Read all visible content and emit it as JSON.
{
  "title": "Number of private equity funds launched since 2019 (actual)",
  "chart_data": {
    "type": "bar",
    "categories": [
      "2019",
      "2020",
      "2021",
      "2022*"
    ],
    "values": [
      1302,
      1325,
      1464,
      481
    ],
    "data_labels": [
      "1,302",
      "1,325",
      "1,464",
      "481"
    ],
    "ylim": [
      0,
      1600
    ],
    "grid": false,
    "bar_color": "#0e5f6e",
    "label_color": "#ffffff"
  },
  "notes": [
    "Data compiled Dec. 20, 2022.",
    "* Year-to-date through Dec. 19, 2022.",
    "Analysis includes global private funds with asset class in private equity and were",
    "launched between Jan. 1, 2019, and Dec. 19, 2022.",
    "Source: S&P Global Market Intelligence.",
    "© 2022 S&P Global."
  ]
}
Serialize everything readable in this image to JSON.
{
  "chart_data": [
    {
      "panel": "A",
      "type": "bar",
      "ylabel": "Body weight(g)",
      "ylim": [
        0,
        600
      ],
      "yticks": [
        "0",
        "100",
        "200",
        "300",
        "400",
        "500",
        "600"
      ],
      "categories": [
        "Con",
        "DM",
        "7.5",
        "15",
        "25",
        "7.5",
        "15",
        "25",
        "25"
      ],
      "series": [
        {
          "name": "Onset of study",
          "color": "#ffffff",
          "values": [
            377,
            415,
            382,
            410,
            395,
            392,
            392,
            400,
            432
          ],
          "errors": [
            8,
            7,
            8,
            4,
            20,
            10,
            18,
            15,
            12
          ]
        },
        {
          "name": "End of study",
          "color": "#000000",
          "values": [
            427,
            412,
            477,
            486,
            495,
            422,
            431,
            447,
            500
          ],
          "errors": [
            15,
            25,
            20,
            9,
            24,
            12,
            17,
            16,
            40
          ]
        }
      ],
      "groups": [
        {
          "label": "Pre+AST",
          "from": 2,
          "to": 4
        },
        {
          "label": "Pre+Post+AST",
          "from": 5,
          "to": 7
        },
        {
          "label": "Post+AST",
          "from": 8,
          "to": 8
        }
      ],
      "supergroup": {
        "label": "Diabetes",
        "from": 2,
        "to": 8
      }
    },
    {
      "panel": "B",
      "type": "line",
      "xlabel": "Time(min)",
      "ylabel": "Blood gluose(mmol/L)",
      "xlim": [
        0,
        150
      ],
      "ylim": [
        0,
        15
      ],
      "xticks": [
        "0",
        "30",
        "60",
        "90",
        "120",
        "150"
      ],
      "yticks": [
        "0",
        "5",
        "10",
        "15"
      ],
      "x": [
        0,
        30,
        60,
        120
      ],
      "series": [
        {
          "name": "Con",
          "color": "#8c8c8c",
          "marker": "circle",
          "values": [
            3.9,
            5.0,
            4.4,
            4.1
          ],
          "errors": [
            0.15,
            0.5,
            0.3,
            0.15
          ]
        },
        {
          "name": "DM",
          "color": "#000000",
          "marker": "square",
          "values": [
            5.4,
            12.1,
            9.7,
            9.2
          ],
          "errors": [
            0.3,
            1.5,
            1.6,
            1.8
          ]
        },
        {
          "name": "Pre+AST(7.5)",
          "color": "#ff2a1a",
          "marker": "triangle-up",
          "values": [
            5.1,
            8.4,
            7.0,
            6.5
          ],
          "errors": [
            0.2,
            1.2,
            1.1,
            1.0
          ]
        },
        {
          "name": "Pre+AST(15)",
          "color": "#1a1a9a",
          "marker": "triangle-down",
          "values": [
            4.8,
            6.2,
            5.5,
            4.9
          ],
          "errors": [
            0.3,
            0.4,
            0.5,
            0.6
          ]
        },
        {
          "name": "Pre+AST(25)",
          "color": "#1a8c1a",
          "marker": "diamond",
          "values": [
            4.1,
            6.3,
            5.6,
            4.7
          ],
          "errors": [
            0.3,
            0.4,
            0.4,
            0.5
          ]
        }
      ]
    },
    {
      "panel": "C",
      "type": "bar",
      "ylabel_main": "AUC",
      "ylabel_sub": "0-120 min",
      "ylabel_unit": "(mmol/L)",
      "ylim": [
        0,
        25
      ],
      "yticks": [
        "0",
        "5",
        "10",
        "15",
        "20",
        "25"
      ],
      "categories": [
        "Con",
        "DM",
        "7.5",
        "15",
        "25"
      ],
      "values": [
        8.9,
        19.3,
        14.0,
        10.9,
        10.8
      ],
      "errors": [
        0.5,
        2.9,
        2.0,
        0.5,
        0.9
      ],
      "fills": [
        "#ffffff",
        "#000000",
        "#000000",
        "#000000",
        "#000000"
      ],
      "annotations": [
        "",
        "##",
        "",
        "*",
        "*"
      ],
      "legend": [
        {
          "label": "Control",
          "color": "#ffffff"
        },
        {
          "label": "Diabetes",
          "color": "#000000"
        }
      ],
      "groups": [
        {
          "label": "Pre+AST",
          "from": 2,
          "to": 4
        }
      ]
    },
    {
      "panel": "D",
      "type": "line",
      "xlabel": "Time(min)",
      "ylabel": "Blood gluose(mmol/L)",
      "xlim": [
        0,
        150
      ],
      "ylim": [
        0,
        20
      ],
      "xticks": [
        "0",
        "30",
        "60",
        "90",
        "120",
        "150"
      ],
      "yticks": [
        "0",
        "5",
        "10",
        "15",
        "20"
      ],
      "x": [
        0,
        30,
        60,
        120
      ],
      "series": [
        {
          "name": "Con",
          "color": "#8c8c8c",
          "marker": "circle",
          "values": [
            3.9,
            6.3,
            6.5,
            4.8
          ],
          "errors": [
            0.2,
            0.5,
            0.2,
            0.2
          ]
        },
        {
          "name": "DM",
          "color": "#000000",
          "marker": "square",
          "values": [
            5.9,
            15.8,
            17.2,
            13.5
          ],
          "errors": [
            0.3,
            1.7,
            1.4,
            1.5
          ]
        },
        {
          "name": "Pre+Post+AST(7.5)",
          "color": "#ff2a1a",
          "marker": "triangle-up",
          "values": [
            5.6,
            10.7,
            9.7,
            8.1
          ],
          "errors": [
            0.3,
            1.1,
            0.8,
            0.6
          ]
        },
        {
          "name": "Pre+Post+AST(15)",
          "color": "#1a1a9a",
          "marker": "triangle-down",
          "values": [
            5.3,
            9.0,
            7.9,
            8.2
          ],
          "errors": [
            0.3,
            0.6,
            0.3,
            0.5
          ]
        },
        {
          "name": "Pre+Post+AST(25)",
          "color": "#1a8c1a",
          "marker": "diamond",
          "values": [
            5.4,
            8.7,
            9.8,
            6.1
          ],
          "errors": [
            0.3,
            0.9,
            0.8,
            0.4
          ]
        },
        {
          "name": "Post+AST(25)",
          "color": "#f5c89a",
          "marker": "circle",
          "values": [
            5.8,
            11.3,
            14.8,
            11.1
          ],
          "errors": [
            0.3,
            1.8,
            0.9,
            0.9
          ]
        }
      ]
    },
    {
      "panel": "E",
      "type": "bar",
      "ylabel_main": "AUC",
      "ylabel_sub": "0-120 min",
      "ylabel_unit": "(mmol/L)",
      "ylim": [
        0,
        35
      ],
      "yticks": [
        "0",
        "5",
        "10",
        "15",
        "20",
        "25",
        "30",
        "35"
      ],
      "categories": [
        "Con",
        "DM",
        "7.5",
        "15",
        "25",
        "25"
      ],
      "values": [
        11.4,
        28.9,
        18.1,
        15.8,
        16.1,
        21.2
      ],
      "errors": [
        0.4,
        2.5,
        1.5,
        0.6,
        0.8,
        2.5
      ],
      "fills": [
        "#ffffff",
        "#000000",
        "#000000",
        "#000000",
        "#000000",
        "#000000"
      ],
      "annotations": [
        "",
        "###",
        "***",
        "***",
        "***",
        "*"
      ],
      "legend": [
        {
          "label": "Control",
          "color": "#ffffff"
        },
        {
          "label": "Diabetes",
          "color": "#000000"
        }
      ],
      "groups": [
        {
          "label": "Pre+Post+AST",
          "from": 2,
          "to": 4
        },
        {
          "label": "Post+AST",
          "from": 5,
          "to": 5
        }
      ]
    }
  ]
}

● ● ● ●

• Exercise goal
Copy out each line of the material that holds the word "Post".

• Exercise result
          "label": "Pre+Post+AST",
          "label": "Post+AST",
          "name": "Pre+Post+AST(7.5)",
          "name": "Pre+Post+AST(15)",
          "name": "Pre+Post+AST(25)",
          "name": "Post+AST(25)",
          "label": "Pre+Post+AST",
          "label": "Post+AST",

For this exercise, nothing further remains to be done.